(Supplied data):
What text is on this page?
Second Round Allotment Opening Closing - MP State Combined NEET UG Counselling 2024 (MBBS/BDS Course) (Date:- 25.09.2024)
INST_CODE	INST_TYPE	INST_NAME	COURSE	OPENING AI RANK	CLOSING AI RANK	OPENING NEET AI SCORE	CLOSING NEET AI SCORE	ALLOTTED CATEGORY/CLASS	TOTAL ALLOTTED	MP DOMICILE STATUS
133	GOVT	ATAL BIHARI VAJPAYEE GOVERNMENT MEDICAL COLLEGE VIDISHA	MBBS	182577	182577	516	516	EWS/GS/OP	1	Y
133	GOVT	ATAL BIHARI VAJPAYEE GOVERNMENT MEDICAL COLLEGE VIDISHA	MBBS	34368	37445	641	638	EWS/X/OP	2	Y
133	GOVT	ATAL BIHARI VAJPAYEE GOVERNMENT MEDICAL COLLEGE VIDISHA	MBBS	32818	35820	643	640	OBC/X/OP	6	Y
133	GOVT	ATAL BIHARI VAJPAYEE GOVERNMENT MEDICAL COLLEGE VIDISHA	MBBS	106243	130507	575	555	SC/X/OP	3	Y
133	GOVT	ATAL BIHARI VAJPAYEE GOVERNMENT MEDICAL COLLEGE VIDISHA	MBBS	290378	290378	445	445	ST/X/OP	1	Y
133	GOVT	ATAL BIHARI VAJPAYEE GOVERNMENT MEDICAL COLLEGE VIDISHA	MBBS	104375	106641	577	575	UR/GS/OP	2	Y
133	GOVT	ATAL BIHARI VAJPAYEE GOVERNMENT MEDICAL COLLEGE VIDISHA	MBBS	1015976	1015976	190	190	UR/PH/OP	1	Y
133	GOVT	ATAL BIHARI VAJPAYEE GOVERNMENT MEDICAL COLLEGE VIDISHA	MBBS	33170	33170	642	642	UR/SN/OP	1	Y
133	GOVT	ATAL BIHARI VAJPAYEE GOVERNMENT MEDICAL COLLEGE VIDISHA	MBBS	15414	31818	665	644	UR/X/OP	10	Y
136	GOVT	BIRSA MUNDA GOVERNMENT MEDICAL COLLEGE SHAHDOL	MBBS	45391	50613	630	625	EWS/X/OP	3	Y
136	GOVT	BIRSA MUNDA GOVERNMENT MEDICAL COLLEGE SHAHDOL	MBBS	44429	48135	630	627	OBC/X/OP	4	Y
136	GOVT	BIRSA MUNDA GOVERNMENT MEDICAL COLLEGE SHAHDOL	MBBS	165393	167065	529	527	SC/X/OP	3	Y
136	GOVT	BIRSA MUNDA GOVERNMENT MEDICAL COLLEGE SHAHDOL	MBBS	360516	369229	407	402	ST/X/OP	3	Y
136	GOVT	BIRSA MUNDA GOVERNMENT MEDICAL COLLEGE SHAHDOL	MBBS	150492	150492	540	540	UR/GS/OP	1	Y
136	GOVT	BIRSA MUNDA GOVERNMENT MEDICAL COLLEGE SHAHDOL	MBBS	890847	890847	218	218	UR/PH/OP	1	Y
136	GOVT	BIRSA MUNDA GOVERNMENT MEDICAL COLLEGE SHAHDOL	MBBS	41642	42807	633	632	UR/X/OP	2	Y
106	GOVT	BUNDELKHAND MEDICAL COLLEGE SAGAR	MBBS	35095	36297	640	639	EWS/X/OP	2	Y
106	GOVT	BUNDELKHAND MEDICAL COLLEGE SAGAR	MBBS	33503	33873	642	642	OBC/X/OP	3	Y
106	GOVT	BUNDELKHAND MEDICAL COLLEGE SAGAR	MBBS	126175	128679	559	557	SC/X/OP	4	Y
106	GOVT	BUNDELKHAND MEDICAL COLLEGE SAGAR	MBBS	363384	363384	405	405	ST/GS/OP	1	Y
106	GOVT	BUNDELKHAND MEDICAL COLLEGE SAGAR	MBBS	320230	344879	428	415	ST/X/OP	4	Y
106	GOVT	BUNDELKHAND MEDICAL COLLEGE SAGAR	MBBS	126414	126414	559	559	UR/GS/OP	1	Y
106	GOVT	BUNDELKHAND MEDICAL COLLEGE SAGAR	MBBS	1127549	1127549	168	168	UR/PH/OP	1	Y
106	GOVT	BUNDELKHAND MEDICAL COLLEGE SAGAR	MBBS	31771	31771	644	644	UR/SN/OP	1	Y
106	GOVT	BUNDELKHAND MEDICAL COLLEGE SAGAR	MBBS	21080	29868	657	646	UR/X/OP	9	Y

==

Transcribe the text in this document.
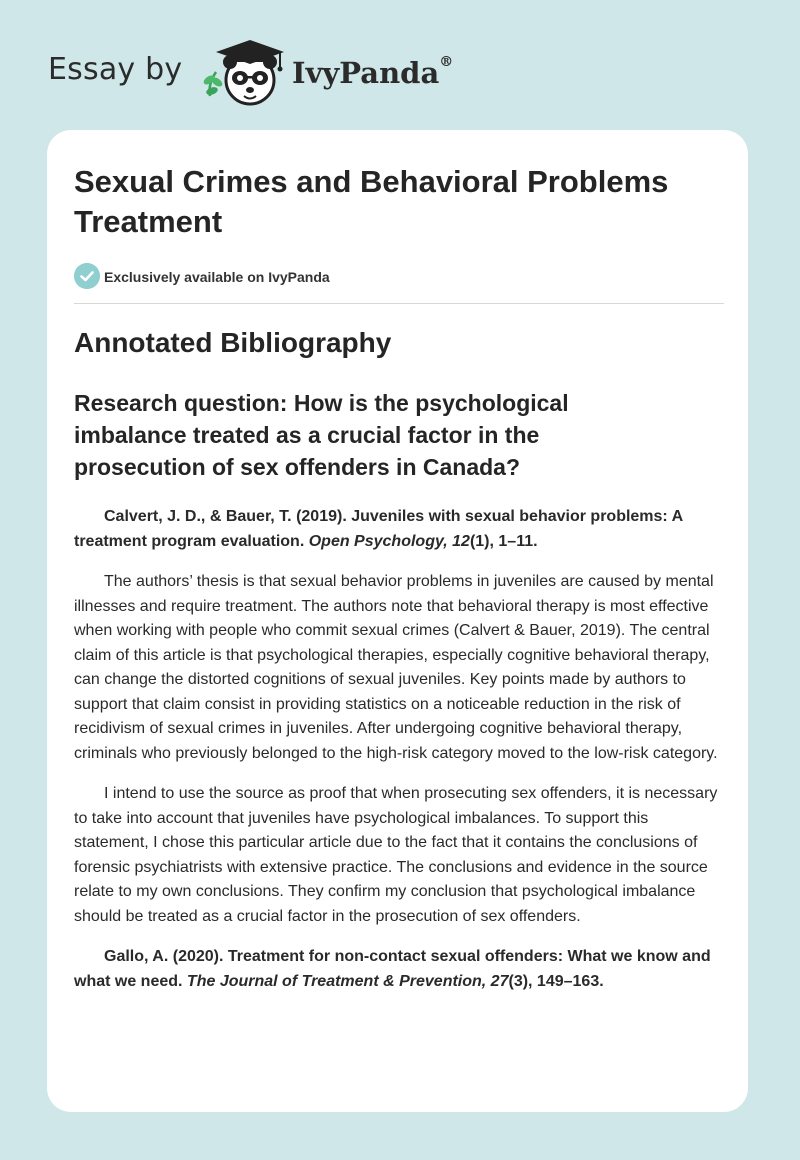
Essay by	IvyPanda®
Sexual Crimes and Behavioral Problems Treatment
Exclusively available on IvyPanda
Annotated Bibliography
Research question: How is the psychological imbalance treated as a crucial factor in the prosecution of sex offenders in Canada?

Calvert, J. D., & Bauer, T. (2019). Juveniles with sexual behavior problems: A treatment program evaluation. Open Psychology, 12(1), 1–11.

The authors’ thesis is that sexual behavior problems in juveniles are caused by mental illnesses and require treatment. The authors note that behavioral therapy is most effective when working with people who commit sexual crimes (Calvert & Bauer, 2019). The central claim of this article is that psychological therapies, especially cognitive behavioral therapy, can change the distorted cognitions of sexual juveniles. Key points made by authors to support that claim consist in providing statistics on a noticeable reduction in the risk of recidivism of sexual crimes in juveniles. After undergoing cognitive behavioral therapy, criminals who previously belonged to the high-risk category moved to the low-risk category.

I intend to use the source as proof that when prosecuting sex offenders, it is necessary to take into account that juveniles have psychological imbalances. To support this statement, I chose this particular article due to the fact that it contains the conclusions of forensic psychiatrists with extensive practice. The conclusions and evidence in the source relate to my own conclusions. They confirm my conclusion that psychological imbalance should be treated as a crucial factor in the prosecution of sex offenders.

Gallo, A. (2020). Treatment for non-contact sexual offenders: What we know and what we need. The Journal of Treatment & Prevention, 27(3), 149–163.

(Given instruction): Using the listing above, show every line that includes the string "NEET".

(Reply to the exercise):
Second Round Allotment Opening Closing - MP State Combined NEET UG Counselling 2024 (MBBS/BDS Course) (Date:- 25.09.2024)
INST_CODE	INST_TYPE	INST_NAME	COURSE	OPENING AI RANK	CLOSING AI RANK	OPENING NEET AI SCORE	CLOSING NEET AI SCORE	ALLOTTED CATEGORY/CLASS	TOTAL ALLOTTED	MP DOMICILE STATUS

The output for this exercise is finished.